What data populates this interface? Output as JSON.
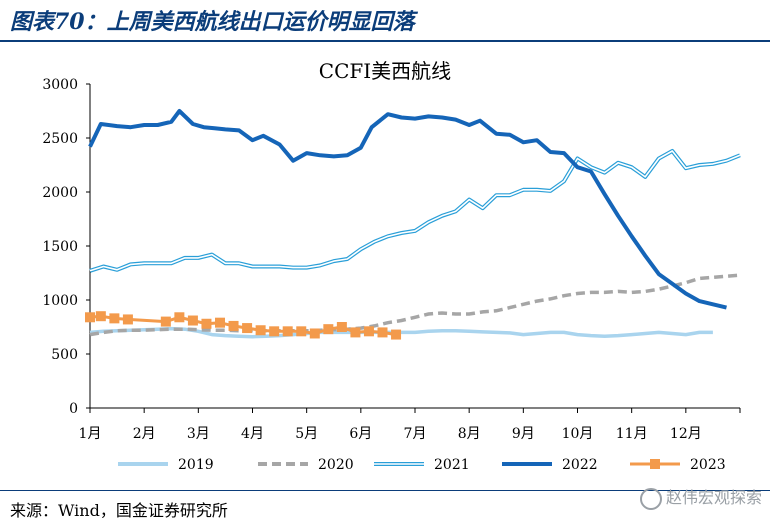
{
  "figure": {
    "title": "图表70：上周美西航线出口运价明显回落",
    "source": "来源：Wind，国金证券研究所",
    "watermark": "赵伟宏观探索"
  },
  "chart_data": {
    "type": "line",
    "title": "CCFI美西航线",
    "xlabel": "",
    "ylabel": "",
    "ylim": [
      0,
      3000
    ],
    "yticks": [
      0,
      500,
      1000,
      1500,
      2000,
      2500,
      3000
    ],
    "xlim": [
      1,
      13
    ],
    "xticks": [
      {
        "v": 1,
        "label": "1月"
      },
      {
        "v": 2,
        "label": "2月"
      },
      {
        "v": 3,
        "label": "3月"
      },
      {
        "v": 4,
        "label": "4月"
      },
      {
        "v": 5,
        "label": "5月"
      },
      {
        "v": 6,
        "label": "6月"
      },
      {
        "v": 7,
        "label": "7月"
      },
      {
        "v": 8,
        "label": "8月"
      },
      {
        "v": 9,
        "label": "9月"
      },
      {
        "v": 10,
        "label": "10月"
      },
      {
        "v": 11,
        "label": "11月"
      },
      {
        "v": 12,
        "label": "12月"
      }
    ],
    "grid": false,
    "legend": "bottom",
    "series": [
      {
        "name": "2019",
        "color": "#a9d4ee",
        "style": "solid-light",
        "x": [
          1,
          1.25,
          1.5,
          1.75,
          2,
          2.25,
          2.5,
          2.75,
          3,
          3.25,
          3.5,
          3.75,
          4,
          4.25,
          4.5,
          4.75,
          5,
          5.25,
          5.5,
          5.75,
          6,
          6.25,
          6.5,
          6.75,
          7,
          7.25,
          7.5,
          7.75,
          8,
          8.25,
          8.5,
          8.75,
          9,
          9.25,
          9.5,
          9.75,
          10,
          10.25,
          10.5,
          10.75,
          11,
          11.25,
          11.5,
          11.75,
          12,
          12.25,
          12.5
        ],
        "y": [
          700,
          710,
          715,
          720,
          725,
          730,
          735,
          730,
          710,
          680,
          670,
          665,
          660,
          665,
          670,
          680,
          690,
          700,
          700,
          700,
          700,
          700,
          700,
          700,
          700,
          710,
          715,
          715,
          710,
          705,
          700,
          695,
          680,
          690,
          700,
          700,
          680,
          670,
          665,
          670,
          680,
          690,
          700,
          690,
          680,
          700,
          700
        ]
      },
      {
        "name": "2020",
        "color": "#a6a6a6",
        "style": "dashed",
        "x": [
          1,
          1.25,
          1.5,
          1.75,
          2,
          2.25,
          2.5,
          2.75,
          3,
          3.25,
          3.5,
          3.75,
          4,
          4.25,
          4.5,
          4.75,
          5,
          5.25,
          5.5,
          5.75,
          6,
          6.25,
          6.5,
          6.75,
          7,
          7.25,
          7.5,
          7.75,
          8,
          8.25,
          8.5,
          8.75,
          9,
          9.25,
          9.5,
          9.75,
          10,
          10.25,
          10.5,
          10.75,
          11,
          11.25,
          11.5,
          11.75,
          12,
          12.25,
          12.5,
          12.75,
          13
        ],
        "y": [
          680,
          700,
          715,
          720,
          720,
          725,
          730,
          730,
          725,
          720,
          720,
          715,
          715,
          715,
          715,
          715,
          715,
          720,
          725,
          730,
          740,
          760,
          790,
          810,
          840,
          870,
          880,
          870,
          870,
          890,
          900,
          930,
          960,
          990,
          1010,
          1040,
          1060,
          1070,
          1070,
          1080,
          1070,
          1080,
          1100,
          1130,
          1160,
          1200,
          1210,
          1220,
          1230
        ]
      },
      {
        "name": "2021",
        "color": "#2a9fd8",
        "style": "double",
        "x": [
          1,
          1.25,
          1.5,
          1.75,
          2,
          2.25,
          2.5,
          2.75,
          3,
          3.25,
          3.5,
          3.75,
          4,
          4.25,
          4.5,
          4.75,
          5,
          5.25,
          5.5,
          5.75,
          6,
          6.25,
          6.5,
          6.75,
          7,
          7.25,
          7.5,
          7.75,
          8,
          8.25,
          8.5,
          8.75,
          9,
          9.25,
          9.5,
          9.75,
          10,
          10.25,
          10.5,
          10.75,
          11,
          11.25,
          11.5,
          11.75,
          12,
          12.25,
          12.5,
          12.75,
          13
        ],
        "y": [
          1270,
          1310,
          1280,
          1330,
          1340,
          1340,
          1340,
          1390,
          1390,
          1420,
          1340,
          1340,
          1310,
          1310,
          1310,
          1300,
          1300,
          1320,
          1360,
          1380,
          1470,
          1540,
          1590,
          1620,
          1640,
          1720,
          1780,
          1820,
          1930,
          1850,
          1970,
          1970,
          2020,
          2020,
          2010,
          2100,
          2310,
          2230,
          2180,
          2270,
          2230,
          2140,
          2310,
          2380,
          2220,
          2250,
          2260,
          2290,
          2340
        ]
      },
      {
        "name": "2022",
        "color": "#1565b8",
        "style": "thick",
        "x": [
          1,
          1.2,
          1.5,
          1.75,
          2,
          2.25,
          2.5,
          2.65,
          2.9,
          3.1,
          3.3,
          3.5,
          3.75,
          4,
          4.2,
          4.5,
          4.75,
          5,
          5.25,
          5.5,
          5.75,
          6,
          6.2,
          6.5,
          6.75,
          7,
          7.25,
          7.5,
          7.75,
          8,
          8.2,
          8.5,
          8.75,
          9,
          9.25,
          9.5,
          9.75,
          10,
          10.25,
          10.5,
          10.75,
          11,
          11.25,
          11.5,
          11.75,
          12,
          12.25,
          12.5,
          12.75
        ],
        "y": [
          2420,
          2630,
          2610,
          2600,
          2620,
          2620,
          2650,
          2750,
          2630,
          2600,
          2590,
          2580,
          2570,
          2480,
          2520,
          2440,
          2290,
          2360,
          2340,
          2330,
          2340,
          2410,
          2600,
          2720,
          2690,
          2680,
          2700,
          2690,
          2670,
          2620,
          2660,
          2540,
          2530,
          2460,
          2480,
          2370,
          2360,
          2230,
          2190,
          1980,
          1780,
          1590,
          1410,
          1240,
          1150,
          1060,
          990,
          960,
          930
        ]
      },
      {
        "name": "2023",
        "color": "#f39a4b",
        "style": "square-marker",
        "x": [
          1,
          1.2,
          1.45,
          1.7,
          2.4,
          2.65,
          2.9,
          3.15,
          3.4,
          3.65,
          3.9,
          4.15,
          4.4,
          4.65,
          4.9,
          5.15,
          5.4,
          5.65,
          5.9,
          6.15,
          6.4,
          6.65
        ],
        "y": [
          840,
          850,
          830,
          820,
          800,
          840,
          810,
          780,
          790,
          760,
          740,
          720,
          710,
          710,
          710,
          690,
          730,
          750,
          700,
          710,
          700,
          680
        ]
      }
    ]
  }
}
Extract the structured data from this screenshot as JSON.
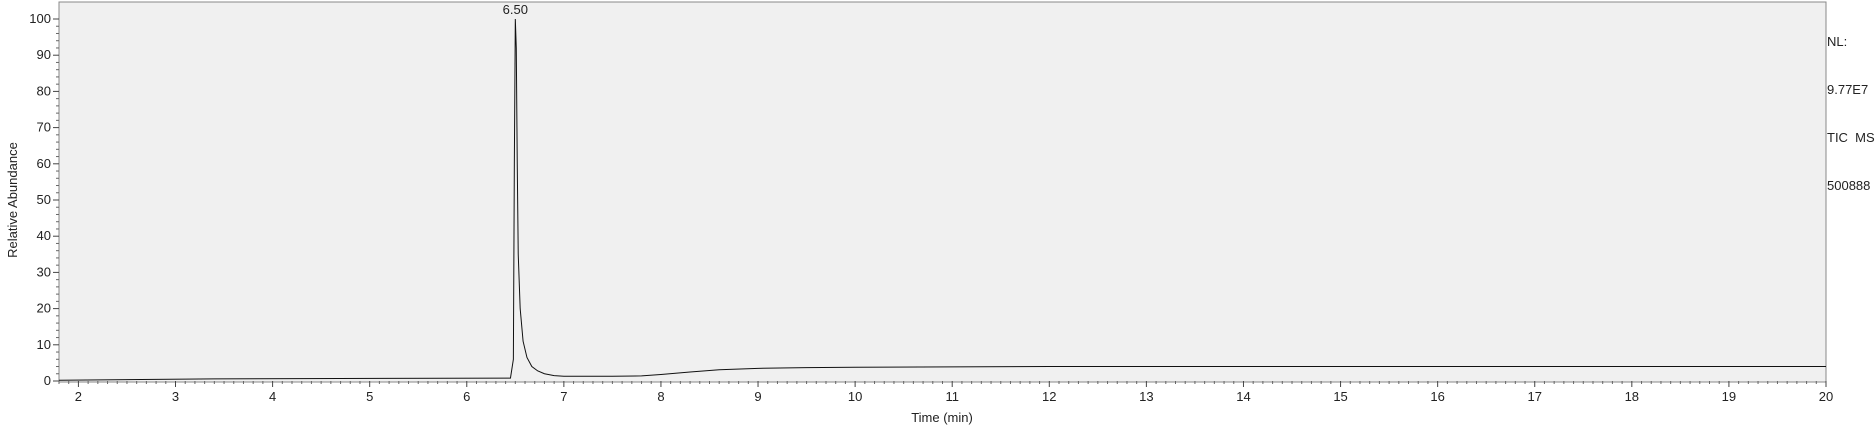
{
  "chart_data": {
    "type": "line",
    "xlabel": "Time (min)",
    "ylabel": "Relative Abundance",
    "xlim": [
      1.8,
      20
    ],
    "ylim": [
      0,
      100
    ],
    "x_ticks": [
      2,
      3,
      4,
      5,
      6,
      7,
      8,
      9,
      10,
      11,
      12,
      13,
      14,
      15,
      16,
      17,
      18,
      19,
      20
    ],
    "y_ticks": [
      0,
      10,
      20,
      30,
      40,
      50,
      60,
      70,
      80,
      90,
      100
    ],
    "grid": false,
    "series": [
      {
        "x": [
          1.8,
          3.4,
          6.45,
          6.48,
          6.49,
          6.5,
          6.51,
          6.52,
          6.53,
          6.55,
          6.58,
          6.62,
          6.67,
          6.73,
          6.8,
          6.9,
          7.0,
          7.5,
          7.8,
          8.0,
          8.3,
          8.6,
          9.0,
          9.5,
          10,
          11,
          12,
          13,
          14,
          15,
          16,
          17,
          18,
          19,
          20
        ],
        "y": [
          0.2,
          0.6,
          0.8,
          6,
          60,
          100,
          92,
          60,
          35,
          20,
          11,
          6.5,
          4,
          2.8,
          2.0,
          1.5,
          1.3,
          1.3,
          1.4,
          1.8,
          2.5,
          3.1,
          3.5,
          3.7,
          3.8,
          3.9,
          4.0,
          4.0,
          4.0,
          4.0,
          4.0,
          4.0,
          4.0,
          4.0,
          4.0
        ]
      }
    ],
    "annotations": [
      {
        "text": "6.50",
        "x": 6.5,
        "y": 100
      }
    ]
  },
  "info_panel": {
    "lines": [
      "NL:",
      "9.77E7",
      "TIC  MS",
      "500888"
    ]
  }
}
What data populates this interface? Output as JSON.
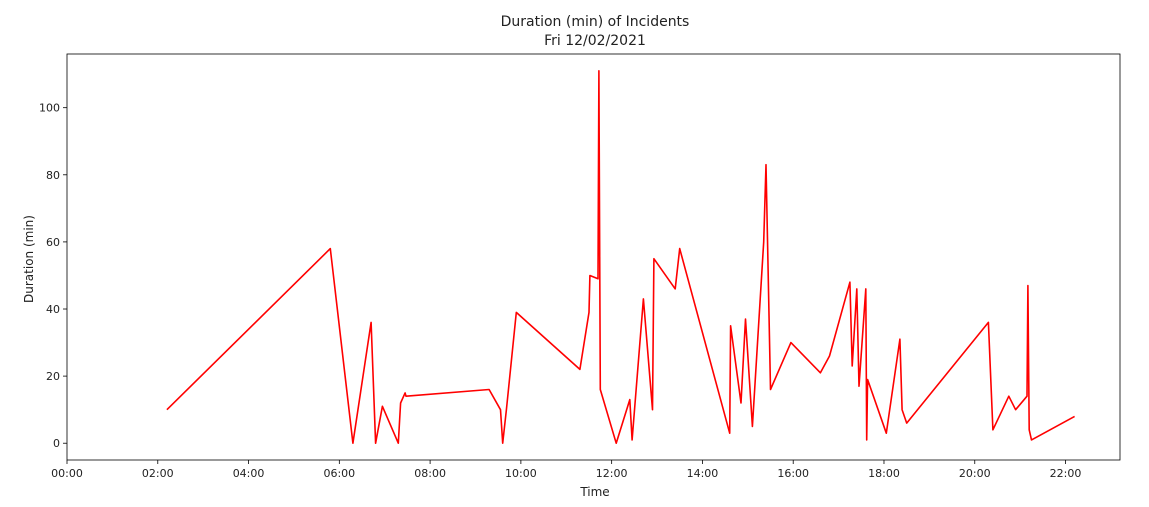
{
  "chart_data": {
    "type": "line",
    "title": "Duration (min) of Incidents",
    "subtitle": "Fri 12/02/2021",
    "xlabel": "Time",
    "ylabel": "Duration (min)",
    "x_unit": "hours",
    "xlim": [
      0,
      23.2
    ],
    "ylim": [
      -5,
      116
    ],
    "x_ticks": [
      {
        "value": 0,
        "label": "00:00"
      },
      {
        "value": 2,
        "label": "02:00"
      },
      {
        "value": 4,
        "label": "04:00"
      },
      {
        "value": 6,
        "label": "06:00"
      },
      {
        "value": 8,
        "label": "08:00"
      },
      {
        "value": 10,
        "label": "10:00"
      },
      {
        "value": 12,
        "label": "12:00"
      },
      {
        "value": 14,
        "label": "14:00"
      },
      {
        "value": 16,
        "label": "16:00"
      },
      {
        "value": 18,
        "label": "18:00"
      },
      {
        "value": 20,
        "label": "20:00"
      },
      {
        "value": 22,
        "label": "22:00"
      }
    ],
    "y_ticks": [
      {
        "value": 0,
        "label": "0"
      },
      {
        "value": 20,
        "label": "20"
      },
      {
        "value": 40,
        "label": "40"
      },
      {
        "value": 60,
        "label": "60"
      },
      {
        "value": 80,
        "label": "80"
      },
      {
        "value": 100,
        "label": "100"
      }
    ],
    "grid": false,
    "series": [
      {
        "color": "#ff0000",
        "points": [
          [
            2.2,
            10
          ],
          [
            5.8,
            58
          ],
          [
            6.3,
            0
          ],
          [
            6.7,
            36
          ],
          [
            6.8,
            0
          ],
          [
            6.95,
            11
          ],
          [
            7.3,
            0
          ],
          [
            7.35,
            12
          ],
          [
            7.45,
            15
          ],
          [
            7.47,
            14
          ],
          [
            9.3,
            16
          ],
          [
            9.55,
            10
          ],
          [
            9.6,
            0
          ],
          [
            9.68,
            10
          ],
          [
            9.9,
            39
          ],
          [
            11.3,
            22
          ],
          [
            11.5,
            39
          ],
          [
            11.52,
            50
          ],
          [
            11.7,
            49
          ],
          [
            11.72,
            111
          ],
          [
            11.75,
            16
          ],
          [
            12.1,
            0
          ],
          [
            12.4,
            13
          ],
          [
            12.45,
            1
          ],
          [
            12.7,
            43
          ],
          [
            12.9,
            10
          ],
          [
            12.93,
            55
          ],
          [
            13.4,
            46
          ],
          [
            13.5,
            58
          ],
          [
            14.6,
            3
          ],
          [
            14.62,
            35
          ],
          [
            14.85,
            12
          ],
          [
            14.95,
            37
          ],
          [
            15.1,
            5
          ],
          [
            15.35,
            60
          ],
          [
            15.4,
            83
          ],
          [
            15.5,
            16
          ],
          [
            15.95,
            30
          ],
          [
            16.6,
            21
          ],
          [
            16.8,
            26
          ],
          [
            17.25,
            48
          ],
          [
            17.3,
            23
          ],
          [
            17.4,
            46
          ],
          [
            17.45,
            17
          ],
          [
            17.6,
            46
          ],
          [
            17.62,
            1
          ],
          [
            17.64,
            19
          ],
          [
            18.05,
            3
          ],
          [
            18.35,
            31
          ],
          [
            18.4,
            10
          ],
          [
            18.5,
            6
          ],
          [
            20.3,
            36
          ],
          [
            20.4,
            4
          ],
          [
            20.75,
            14
          ],
          [
            20.9,
            10
          ],
          [
            21.15,
            14
          ],
          [
            21.17,
            47
          ],
          [
            21.2,
            4
          ],
          [
            21.25,
            1
          ],
          [
            22.2,
            8
          ]
        ]
      }
    ]
  }
}
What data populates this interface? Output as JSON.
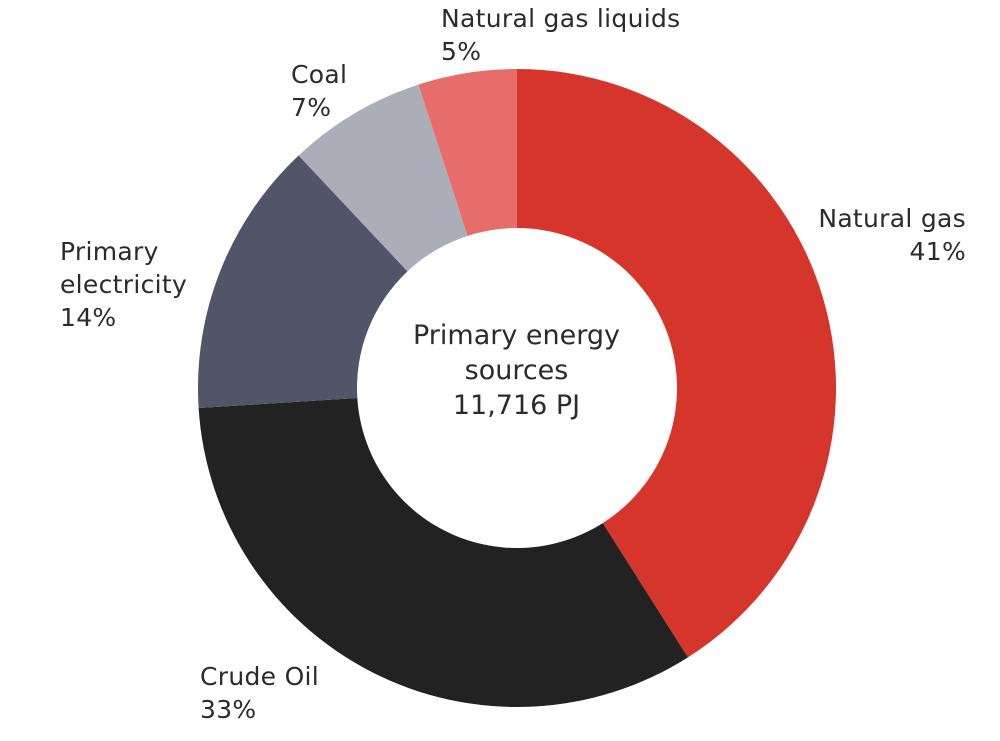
{
  "chart_data": {
    "type": "pie",
    "variant": "donut",
    "center_label": {
      "line1": "Primary energy",
      "line2": "sources",
      "line3": "11,716 PJ"
    },
    "slices": [
      {
        "key": "natural_gas",
        "name": "Natural gas",
        "value": 41,
        "label": "41%",
        "color": "#d5352b"
      },
      {
        "key": "crude_oil",
        "name": "Crude Oil",
        "value": 33,
        "label": "33%",
        "color": "#222222"
      },
      {
        "key": "primary_electricity",
        "name_lines": [
          "Primary",
          "electricity"
        ],
        "value": 14,
        "label": "14%",
        "color": "#525468"
      },
      {
        "key": "coal",
        "name": "Coal",
        "value": 7,
        "label": "7%",
        "color": "#abadb9"
      },
      {
        "key": "natural_gas_liquids",
        "name": "Natural gas liquids",
        "value": 5,
        "label": "5%",
        "color": "#e66d69"
      }
    ]
  }
}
-----
**THE TASK:**
Copy the lines from the entries above in which the word "style" appears.

**THE RESULT:**
        "style": "solid-light",
        "style": "dashed",
        "style": "double",
        "style": "thick",
        "style": "square-marker",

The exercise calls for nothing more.